TASK:
Set down every entry again word for word, please, but skip the pictures.

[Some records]
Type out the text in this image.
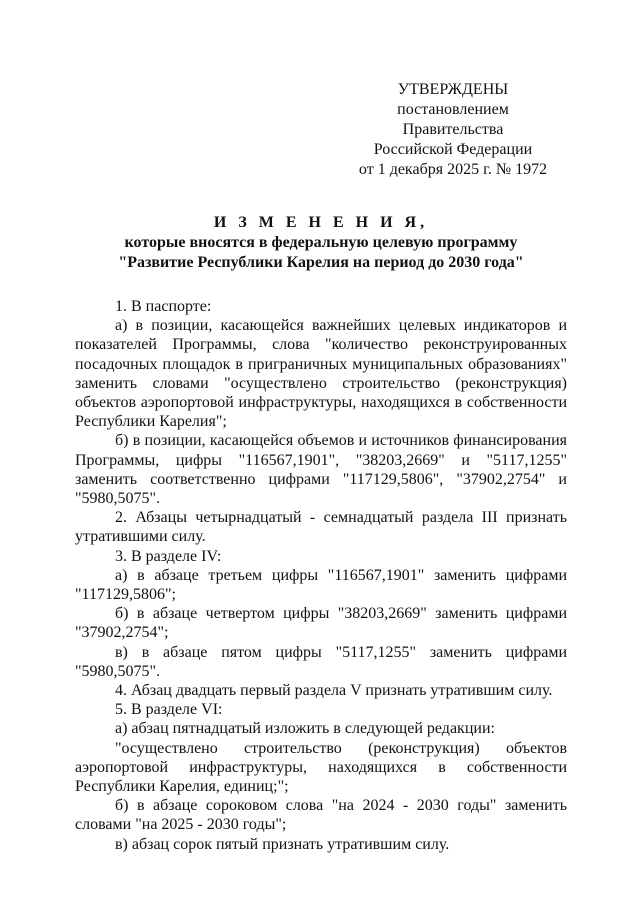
УТВЕРЖДЕНЫ
постановлением Правительства
Российской Федерации
от 1 декабря 2025 г. № 1972
И З М Е Н Е Н И Я,
которые вносятся в федеральную целевую программу
"Развитие Республики Карелия на период до 2030 года"

1. В паспорте:

а) в позиции, касающейся важнейших целевых индикаторов и показателей Программы, слова "количество реконструированных посадочных площадок в приграничных муниципальных образованиях" заменить словами "осуществлено строительство (реконструкция) объектов аэропортовой инфраструктуры, находящихся в собственности Республики Карелия";

б) в позиции, касающейся объемов и источников финансирования Программы, цифры "116567,1901", "38203,2669" и "5117,1255" заменить соответственно цифрами "117129,5806", "37902,2754" и "5980,5075".

2. Абзацы четырнадцатый - семнадцатый раздела III признать утратившими силу.

3. В разделе IV:

а) в абзаце третьем цифры "116567,1901" заменить цифрами "117129,5806";

б) в абзаце четвертом цифры "38203,2669" заменить цифрами "37902,2754";

в) в абзаце пятом цифры "5117,1255" заменить цифрами "5980,5075".

4. Абзац двадцать первый раздела V признать утратившим силу.

5. В разделе VI:

а) абзац пятнадцатый изложить в следующей редакции:

"осуществлено строительство (реконструкция) объектов аэропортовой инфраструктуры, находящихся в собственности Республики Карелия, единиц;";

б) в абзаце сороковом слова "на 2024 - 2030 годы" заменить словами "на 2025 - 2030 годы";

в) абзац сорок пятый признать утратившим силу.
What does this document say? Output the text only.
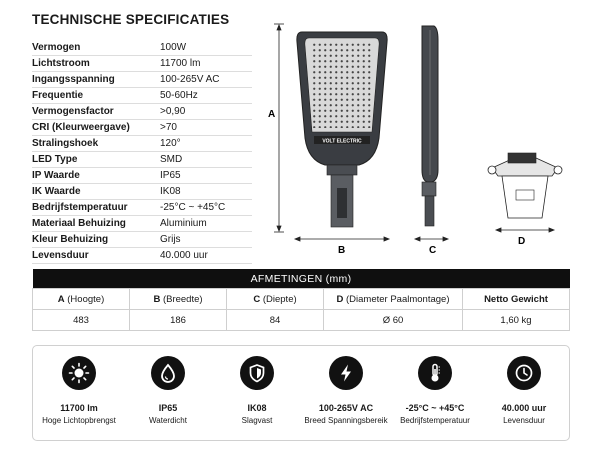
TECHNISCHE SPECIFICATIES
Vermogen	100W
Lichtstroom	11700 lm
Ingangsspanning	100-265V AC
Frequentie	50-60Hz
Vermogensfactor	>0,90
CRI (Kleurweergave)	>70
Stralingshoek	120°
LED Type	SMD
IP Waarde	IP65
IK Waarde	IK08
Bedrijfstemperatuur	-25°C ~ +45°C
Materiaal Behuizing	Aluminium
Kleur Behuizing	Grijs
Levensduur	40.000 uur
A
VOLT ELECTRIC
B	C
D
AFMETINGEN (mm)				
A (Hoogte)	B (Breedte)	C (Diepte)	D (Diameter Paalmontage)	Netto Gewicht
483	186	84	Ø 60	1,60 kg
11700 lm
Hoge Lichtopbrengst
IP65
Waterdicht
IK08
Slagvast
100-265V AC
Breed Spanningsbereik
-25°C ~ +45°C
Bedrijfstemperatuur
40.000 uur
Levensduur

WRITTEN SOLUTION:
Type out the text in this image.
УТВЕРЖДЕНЫ
постановлением Правительства
Российской Федерации
от 1 декабря 2025 г. № 1972
И З М Е Н Е Н И Я,
которые вносятся в федеральную целевую программу
"Развитие Республики Карелия на период до 2030 года"

1. В паспорте:

а) в позиции, касающейся важнейших целевых индикаторов и показателей Программы, слова "количество реконструированных посадочных площадок в приграничных муниципальных образованиях" заменить словами "осуществлено строительство (реконструкция) объектов аэропортовой инфраструктуры, находящихся в собственности Республики Карелия";

б) в позиции, касающейся объемов и источников финансирования Программы, цифры "116567,1901", "38203,2669" и "5117,1255" заменить соответственно цифрами "117129,5806", "37902,2754" и "5980,5075".

2. Абзацы четырнадцатый - семнадцатый раздела III признать утратившими силу.

3. В разделе IV:

а) в абзаце третьем цифры "116567,1901" заменить цифрами "117129,5806";

б) в абзаце четвертом цифры "38203,2669" заменить цифрами "37902,2754";

в) в абзаце пятом цифры "5117,1255" заменить цифрами "5980,5075".

4. Абзац двадцать первый раздела V признать утратившим силу.

5. В разделе VI:

а) абзац пятнадцатый изложить в следующей редакции:

"осуществлено строительство (реконструкция) объектов аэропортовой инфраструктуры, находящихся в собственности Республики Карелия, единиц;";

б) в абзаце сороковом слова "на 2024 - 2030 годы" заменить словами "на 2025 - 2030 годы";

в) абзац сорок пятый признать утратившим силу.
What does this document say? Output the text only.
TECHNISCHE SPECIFICATIES
Vermogen	100W
Lichtstroom	11700 lm
Ingangsspanning	100-265V AC
Frequentie	50-60Hz
Vermogensfactor	>0,90
CRI (Kleurweergave)	>70
Stralingshoek	120°
LED Type	SMD
IP Waarde	IP65
IK Waarde	IK08
Bedrijfstemperatuur	-25°C ~ +45°C
Materiaal Behuizing	Aluminium
Kleur Behuizing	Grijs
Levensduur	40.000 uur
A
VOLT ELECTRIC
B	C
D
AFMETINGEN (mm)				
A (Hoogte)	B (Breedte)	C (Diepte)	D (Diameter Paalmontage)	Netto Gewicht
483	186	84	Ø 60	1,60 kg
11700 lm
Hoge Lichtopbrengst
IP65
Waterdicht
IK08
Slagvast
100-265V AC
Breed Spanningsbereik
-25°C ~ +45°C
Bedrijfstemperatuur
40.000 uur
Levensduur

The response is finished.